**TASK STATEMENT**
Find the lines with the string "text" and return them.

**DATASET ENTRIES**
● ● ● ● ●

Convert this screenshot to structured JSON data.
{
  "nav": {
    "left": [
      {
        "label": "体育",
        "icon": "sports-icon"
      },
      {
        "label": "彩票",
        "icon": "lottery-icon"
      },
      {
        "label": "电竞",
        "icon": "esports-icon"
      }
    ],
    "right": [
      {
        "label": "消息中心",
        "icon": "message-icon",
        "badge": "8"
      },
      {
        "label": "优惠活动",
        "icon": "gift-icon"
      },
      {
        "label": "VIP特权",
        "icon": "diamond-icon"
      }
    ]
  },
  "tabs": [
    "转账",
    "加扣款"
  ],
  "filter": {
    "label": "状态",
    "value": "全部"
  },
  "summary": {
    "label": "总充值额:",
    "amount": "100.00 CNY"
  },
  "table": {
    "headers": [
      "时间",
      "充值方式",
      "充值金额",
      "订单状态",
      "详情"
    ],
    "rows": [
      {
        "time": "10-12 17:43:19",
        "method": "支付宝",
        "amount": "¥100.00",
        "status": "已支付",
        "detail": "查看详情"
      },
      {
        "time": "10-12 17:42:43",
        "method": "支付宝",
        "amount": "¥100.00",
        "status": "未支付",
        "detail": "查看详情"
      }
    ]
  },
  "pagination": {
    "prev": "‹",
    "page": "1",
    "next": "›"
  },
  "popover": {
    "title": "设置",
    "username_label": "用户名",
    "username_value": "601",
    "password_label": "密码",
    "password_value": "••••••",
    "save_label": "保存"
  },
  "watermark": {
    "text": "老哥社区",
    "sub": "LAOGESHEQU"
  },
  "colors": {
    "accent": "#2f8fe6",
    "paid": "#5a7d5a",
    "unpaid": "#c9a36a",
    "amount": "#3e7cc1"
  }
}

● ● ● ● ●

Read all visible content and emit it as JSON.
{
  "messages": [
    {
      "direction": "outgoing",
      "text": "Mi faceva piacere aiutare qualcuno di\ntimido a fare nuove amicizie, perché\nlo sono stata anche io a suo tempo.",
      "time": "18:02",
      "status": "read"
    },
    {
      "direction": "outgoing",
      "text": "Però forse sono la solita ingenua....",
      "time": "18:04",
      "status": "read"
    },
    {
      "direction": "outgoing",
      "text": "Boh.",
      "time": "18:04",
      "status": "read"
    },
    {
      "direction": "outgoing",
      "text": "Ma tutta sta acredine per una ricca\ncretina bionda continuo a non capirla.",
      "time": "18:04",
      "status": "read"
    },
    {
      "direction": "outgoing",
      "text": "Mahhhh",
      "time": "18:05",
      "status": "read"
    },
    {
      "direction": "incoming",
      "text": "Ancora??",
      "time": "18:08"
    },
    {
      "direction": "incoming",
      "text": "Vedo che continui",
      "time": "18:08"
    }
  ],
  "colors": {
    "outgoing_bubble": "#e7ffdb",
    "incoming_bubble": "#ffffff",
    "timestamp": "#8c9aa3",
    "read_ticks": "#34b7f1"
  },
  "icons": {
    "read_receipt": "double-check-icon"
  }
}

● ● ● ● ●

**REPLY TO THE EXERCISE**
    "text": "老哥社区",
      "text": "Mi faceva piacere aiutare qualcuno di\ntimido a fare nuove amicizie, perché\nlo sono stata anche io a suo tempo.",
      "text": "Però forse sono la solita ingenua....",
      "text": "Boh.",
      "text": "Ma tutta sta acredine per una ricca\ncretina bionda continuo a non capirla.",
      "text": "Mahhhh",
      "text": "Ancora??",
      "text": "Vedo che continui",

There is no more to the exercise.